## TEXT SHOWN
-
Notifications
You must be signed in to change notification settings - Fork 9
1. Adapting the Metadata
The metadata determine the structure of your Linked Data file. You can change the outcome of CoWs conversion process by adapting the metadata.json
file which the tool generates.
This section discusses the following components of the JSON schema file:
Each section includes an exercise for you to try and change a metadata file yourself.
The base URI determines what your URI's will start out with. This URI is at the start of the metadata.json
file. In the example below, the base URI is set to "https://iisg.amsterdam/"
. Thus all URI's in the Linked Data file will start with this URI.
{
"@context": [
"https://raw.githubusercontent.com/CLARIAH/COW/master/csvw.json",
{
"@language": "en",
"@base": "https://iisg.amsterdam/"
},
You can create your own base URI. For example:
{
"@context": [
"https://raw.githubusercontent.com/CLARIAH/COW/master/csvw.json",
{
"@language": "en",
"@base": "http://raw-data-now.org/trial-1/"
},
Changing the base URI is a great idea when you are trying things out. You can easily distinguish different versions by adding trial-1
, trial-2
, etcetera.
Try changing the base URI yourself. Download the example csv file. Copy the file path, and switch to your terminal. Move to the folder where you saved the buurt.csv
file. Next, follow these steps:
- Upload the example csv file:
cow_tool build buurt.csv
The tool generates a -metadata.json
file in the folder where you saved the example file.

## WHAT TO DO
[A] In the text on adapting the metadata, duplicate everything from "Try changing the" down to "the example file.".
[B] In the text on adapting the metadata, what is the base URI set to in the first example?
[C] Translate this sentence from the text on adapting the metadata into Spanish: "Changing the base URI is a great idea when you are trying things out."

## SUPPLIED MATERIAL
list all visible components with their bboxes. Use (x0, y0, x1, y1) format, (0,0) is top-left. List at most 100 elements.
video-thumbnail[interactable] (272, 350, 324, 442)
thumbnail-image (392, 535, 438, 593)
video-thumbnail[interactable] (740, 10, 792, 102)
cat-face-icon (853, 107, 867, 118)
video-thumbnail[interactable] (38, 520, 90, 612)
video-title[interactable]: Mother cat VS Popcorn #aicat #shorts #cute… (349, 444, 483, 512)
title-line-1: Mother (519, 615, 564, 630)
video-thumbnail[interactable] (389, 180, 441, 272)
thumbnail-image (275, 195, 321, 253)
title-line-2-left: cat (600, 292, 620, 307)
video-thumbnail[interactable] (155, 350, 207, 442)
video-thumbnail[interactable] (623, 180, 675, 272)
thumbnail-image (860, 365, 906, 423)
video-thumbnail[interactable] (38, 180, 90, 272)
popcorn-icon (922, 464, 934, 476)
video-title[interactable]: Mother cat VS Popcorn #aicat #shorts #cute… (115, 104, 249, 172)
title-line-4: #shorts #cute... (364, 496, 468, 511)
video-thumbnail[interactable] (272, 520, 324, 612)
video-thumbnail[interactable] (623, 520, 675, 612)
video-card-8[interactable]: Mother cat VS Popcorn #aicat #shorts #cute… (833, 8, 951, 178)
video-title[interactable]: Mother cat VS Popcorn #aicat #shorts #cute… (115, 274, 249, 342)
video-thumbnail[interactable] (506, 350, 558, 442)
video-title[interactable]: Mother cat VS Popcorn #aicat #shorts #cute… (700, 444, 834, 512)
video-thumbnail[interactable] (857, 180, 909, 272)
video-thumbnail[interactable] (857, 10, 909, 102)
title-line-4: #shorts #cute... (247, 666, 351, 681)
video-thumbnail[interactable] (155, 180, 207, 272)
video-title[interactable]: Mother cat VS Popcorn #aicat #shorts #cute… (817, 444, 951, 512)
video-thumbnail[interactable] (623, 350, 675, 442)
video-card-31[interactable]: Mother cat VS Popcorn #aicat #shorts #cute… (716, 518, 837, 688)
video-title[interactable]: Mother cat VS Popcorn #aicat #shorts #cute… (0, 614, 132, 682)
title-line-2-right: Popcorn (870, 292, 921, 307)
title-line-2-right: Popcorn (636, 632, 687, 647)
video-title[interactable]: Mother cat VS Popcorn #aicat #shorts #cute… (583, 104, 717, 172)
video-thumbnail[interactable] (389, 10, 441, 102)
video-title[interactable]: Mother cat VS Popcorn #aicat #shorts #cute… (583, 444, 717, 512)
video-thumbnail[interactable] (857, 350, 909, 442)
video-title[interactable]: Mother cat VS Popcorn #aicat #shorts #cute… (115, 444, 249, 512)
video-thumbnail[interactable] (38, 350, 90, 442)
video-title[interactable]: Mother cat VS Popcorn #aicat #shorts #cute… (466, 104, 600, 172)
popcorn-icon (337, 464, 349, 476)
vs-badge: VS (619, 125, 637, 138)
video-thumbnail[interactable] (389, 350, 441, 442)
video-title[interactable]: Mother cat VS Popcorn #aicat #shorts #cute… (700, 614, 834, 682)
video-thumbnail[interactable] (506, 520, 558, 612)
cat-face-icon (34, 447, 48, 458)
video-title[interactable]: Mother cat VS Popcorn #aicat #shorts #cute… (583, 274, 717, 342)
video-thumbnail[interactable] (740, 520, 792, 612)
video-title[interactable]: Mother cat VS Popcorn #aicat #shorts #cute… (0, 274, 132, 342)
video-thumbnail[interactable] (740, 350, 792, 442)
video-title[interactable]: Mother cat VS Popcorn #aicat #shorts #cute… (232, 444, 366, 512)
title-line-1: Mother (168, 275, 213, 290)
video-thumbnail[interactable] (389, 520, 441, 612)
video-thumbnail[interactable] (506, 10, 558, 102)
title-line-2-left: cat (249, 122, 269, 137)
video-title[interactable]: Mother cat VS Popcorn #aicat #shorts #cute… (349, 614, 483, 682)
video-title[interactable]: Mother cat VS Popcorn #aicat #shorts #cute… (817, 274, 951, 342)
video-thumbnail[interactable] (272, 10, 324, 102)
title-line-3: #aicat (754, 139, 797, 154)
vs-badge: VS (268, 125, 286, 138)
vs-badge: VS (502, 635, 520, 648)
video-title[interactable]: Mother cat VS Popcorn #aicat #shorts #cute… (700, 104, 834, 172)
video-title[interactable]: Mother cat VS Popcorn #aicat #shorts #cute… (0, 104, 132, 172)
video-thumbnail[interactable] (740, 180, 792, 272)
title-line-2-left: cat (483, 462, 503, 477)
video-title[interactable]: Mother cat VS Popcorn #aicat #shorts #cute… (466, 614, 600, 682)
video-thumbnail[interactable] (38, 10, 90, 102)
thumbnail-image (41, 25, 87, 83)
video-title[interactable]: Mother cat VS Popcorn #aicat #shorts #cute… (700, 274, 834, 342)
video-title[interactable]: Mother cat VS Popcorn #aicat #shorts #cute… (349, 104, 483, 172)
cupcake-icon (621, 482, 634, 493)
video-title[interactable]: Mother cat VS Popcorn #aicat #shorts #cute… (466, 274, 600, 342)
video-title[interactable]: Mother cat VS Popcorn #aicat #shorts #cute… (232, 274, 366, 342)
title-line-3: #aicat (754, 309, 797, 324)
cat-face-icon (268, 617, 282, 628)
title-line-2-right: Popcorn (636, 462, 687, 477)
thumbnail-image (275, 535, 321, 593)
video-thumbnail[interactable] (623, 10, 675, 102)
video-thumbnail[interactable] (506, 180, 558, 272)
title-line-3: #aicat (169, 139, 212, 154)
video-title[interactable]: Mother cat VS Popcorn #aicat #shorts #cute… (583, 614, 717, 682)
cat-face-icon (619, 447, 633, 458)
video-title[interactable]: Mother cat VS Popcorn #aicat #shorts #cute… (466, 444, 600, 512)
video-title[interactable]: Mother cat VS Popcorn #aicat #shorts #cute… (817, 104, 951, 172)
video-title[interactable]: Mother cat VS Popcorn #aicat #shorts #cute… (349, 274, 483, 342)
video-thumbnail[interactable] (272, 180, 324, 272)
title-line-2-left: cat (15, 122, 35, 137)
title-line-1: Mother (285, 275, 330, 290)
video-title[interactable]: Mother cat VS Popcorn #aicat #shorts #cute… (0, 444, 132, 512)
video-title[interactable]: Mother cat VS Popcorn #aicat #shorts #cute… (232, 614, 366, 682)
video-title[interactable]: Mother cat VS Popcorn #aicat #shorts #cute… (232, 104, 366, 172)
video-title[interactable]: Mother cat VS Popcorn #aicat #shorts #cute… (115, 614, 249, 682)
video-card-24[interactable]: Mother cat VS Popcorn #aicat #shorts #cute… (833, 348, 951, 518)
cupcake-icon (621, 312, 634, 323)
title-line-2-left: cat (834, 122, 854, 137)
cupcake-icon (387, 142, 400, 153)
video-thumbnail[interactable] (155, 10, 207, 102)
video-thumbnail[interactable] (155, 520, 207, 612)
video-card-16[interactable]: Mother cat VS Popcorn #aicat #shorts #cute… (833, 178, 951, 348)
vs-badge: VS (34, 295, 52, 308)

## ANSWERS TO THE TASKS
[A]
Try changing the base URI yourself. Download the example csv file. Copy the file path, and switch to your terminal. Move to the folder where you saved the buurt.csv
file. Next, follow these steps:
- Upload the example csv file:
cow_tool build buurt.csv
The tool generates a -metadata.json
file in the folder where you saved the example file.

[B] "https://iisg.amsterdam/"

[C] Cambiar el URI base es una gran idea cuando estás probando cosas.